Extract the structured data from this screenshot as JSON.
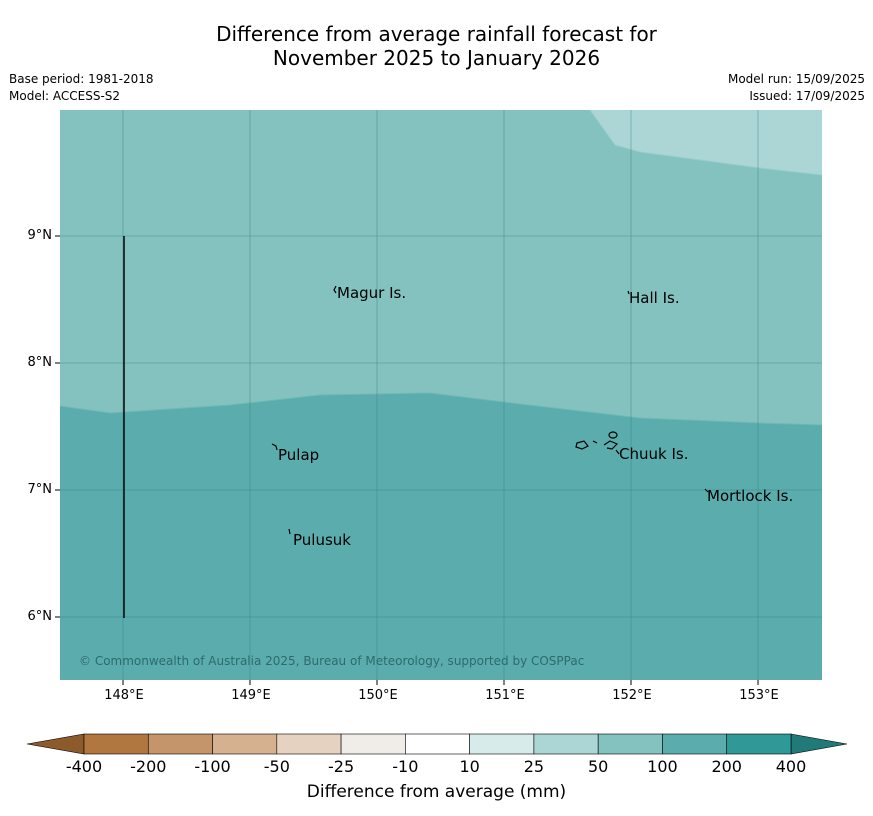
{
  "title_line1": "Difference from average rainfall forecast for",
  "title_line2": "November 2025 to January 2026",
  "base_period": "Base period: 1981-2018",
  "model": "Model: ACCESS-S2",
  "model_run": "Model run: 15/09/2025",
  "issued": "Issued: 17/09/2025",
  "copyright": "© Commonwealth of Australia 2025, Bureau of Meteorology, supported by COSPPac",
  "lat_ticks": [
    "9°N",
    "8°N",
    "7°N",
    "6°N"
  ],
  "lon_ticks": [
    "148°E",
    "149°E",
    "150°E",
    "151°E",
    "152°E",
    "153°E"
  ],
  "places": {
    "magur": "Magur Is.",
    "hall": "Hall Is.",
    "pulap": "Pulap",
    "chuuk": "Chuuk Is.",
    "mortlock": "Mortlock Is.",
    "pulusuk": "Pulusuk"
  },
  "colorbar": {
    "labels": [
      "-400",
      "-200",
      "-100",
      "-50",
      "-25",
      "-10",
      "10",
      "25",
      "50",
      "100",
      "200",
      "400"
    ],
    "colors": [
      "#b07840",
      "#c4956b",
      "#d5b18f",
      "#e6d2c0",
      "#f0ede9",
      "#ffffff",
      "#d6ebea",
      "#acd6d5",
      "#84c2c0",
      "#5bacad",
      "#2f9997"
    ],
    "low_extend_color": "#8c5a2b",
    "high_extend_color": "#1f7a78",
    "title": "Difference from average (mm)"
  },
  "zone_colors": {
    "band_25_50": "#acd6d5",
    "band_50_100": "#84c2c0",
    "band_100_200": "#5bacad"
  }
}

########################################

▶ _Task requirements_
Reproduce each record from above exactly; pictures do not belong in the copy.

▶ _Solution below_
Extract the structured data from this screenshot as JSON.
{
  "title_line1": "Difference from average rainfall forecast for",
  "title_line2": "November 2025 to January 2026",
  "base_period": "Base period: 1981-2018",
  "model": "Model: ACCESS-S2",
  "model_run": "Model run: 15/09/2025",
  "issued": "Issued: 17/09/2025",
  "copyright": "© Commonwealth of Australia 2025, Bureau of Meteorology, supported by COSPPac",
  "lat_ticks": [
    "9°N",
    "8°N",
    "7°N",
    "6°N"
  ],
  "lon_ticks": [
    "148°E",
    "149°E",
    "150°E",
    "151°E",
    "152°E",
    "153°E"
  ],
  "places": {
    "magur": "Magur Is.",
    "hall": "Hall Is.",
    "pulap": "Pulap",
    "chuuk": "Chuuk Is.",
    "mortlock": "Mortlock Is.",
    "pulusuk": "Pulusuk"
  },
  "colorbar": {
    "labels": [
      "-400",
      "-200",
      "-100",
      "-50",
      "-25",
      "-10",
      "10",
      "25",
      "50",
      "100",
      "200",
      "400"
    ],
    "colors": [
      "#b07840",
      "#c4956b",
      "#d5b18f",
      "#e6d2c0",
      "#f0ede9",
      "#ffffff",
      "#d6ebea",
      "#acd6d5",
      "#84c2c0",
      "#5bacad",
      "#2f9997"
    ],
    "low_extend_color": "#8c5a2b",
    "high_extend_color": "#1f7a78",
    "title": "Difference from average (mm)"
  },
  "zone_colors": {
    "band_25_50": "#acd6d5",
    "band_50_100": "#84c2c0",
    "band_100_200": "#5bacad"
  }
}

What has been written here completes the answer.